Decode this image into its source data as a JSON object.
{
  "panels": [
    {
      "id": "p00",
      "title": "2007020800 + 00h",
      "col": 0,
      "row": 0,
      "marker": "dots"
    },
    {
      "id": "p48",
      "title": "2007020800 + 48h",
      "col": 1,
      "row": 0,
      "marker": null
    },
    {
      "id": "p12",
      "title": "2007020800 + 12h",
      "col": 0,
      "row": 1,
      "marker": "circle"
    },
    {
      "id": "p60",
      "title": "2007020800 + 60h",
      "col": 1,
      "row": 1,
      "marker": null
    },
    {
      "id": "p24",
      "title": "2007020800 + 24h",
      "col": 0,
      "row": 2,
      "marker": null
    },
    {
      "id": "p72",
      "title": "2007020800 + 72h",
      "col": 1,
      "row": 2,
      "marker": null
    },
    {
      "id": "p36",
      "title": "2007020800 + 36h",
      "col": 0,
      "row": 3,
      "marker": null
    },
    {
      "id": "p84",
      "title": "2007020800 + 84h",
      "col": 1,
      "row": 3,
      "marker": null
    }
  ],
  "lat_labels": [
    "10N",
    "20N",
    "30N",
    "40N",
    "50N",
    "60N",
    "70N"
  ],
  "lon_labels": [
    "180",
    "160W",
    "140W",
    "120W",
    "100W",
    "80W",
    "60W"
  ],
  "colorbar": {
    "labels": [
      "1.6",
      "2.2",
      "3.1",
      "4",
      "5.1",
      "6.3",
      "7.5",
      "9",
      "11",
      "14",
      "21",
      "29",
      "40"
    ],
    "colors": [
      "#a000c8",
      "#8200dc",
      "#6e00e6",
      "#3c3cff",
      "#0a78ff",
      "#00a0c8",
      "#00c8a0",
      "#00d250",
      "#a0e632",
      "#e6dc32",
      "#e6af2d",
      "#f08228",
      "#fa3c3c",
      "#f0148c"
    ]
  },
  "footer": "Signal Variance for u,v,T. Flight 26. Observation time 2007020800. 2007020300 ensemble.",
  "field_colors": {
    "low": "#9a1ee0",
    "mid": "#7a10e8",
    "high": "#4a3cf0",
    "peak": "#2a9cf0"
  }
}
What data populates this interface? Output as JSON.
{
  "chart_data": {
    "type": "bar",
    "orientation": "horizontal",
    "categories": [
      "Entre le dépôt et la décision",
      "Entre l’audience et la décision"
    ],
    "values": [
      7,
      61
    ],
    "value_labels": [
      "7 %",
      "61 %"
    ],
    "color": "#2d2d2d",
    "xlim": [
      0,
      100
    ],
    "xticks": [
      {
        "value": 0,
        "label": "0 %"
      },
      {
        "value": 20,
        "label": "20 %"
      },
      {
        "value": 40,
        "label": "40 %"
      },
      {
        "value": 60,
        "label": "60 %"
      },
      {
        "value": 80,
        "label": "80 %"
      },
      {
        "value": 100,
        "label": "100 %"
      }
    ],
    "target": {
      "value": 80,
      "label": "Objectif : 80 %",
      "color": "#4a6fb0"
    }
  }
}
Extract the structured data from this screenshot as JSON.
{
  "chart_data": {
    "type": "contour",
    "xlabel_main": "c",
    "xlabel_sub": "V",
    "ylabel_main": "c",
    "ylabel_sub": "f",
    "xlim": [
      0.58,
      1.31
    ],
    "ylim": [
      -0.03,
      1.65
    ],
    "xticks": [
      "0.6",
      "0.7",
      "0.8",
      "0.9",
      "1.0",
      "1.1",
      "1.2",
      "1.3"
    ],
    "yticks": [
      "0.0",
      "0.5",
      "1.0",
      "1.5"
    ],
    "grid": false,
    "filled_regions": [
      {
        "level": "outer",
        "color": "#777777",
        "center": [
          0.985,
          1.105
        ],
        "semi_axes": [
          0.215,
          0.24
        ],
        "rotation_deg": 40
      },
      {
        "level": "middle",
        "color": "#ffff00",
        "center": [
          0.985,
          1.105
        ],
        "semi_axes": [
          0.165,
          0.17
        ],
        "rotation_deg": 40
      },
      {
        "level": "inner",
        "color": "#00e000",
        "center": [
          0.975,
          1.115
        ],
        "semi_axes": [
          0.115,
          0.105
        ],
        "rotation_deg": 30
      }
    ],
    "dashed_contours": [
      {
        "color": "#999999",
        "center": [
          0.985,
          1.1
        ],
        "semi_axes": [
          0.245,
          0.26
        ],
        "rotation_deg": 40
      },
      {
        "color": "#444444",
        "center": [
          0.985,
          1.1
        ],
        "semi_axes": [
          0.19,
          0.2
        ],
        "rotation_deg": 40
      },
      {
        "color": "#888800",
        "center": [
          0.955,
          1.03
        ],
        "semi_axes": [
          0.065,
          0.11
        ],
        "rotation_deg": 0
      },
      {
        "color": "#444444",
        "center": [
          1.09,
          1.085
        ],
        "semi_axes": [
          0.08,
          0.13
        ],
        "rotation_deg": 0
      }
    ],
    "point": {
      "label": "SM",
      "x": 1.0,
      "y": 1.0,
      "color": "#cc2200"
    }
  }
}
★ ★ ★ ★ ★
Request: Which lines hold the word "décision"? Return all of them from the records above.

Answer to this task:
      "Entre le dépôt et la décision",
      "Entre l’audience et la décision"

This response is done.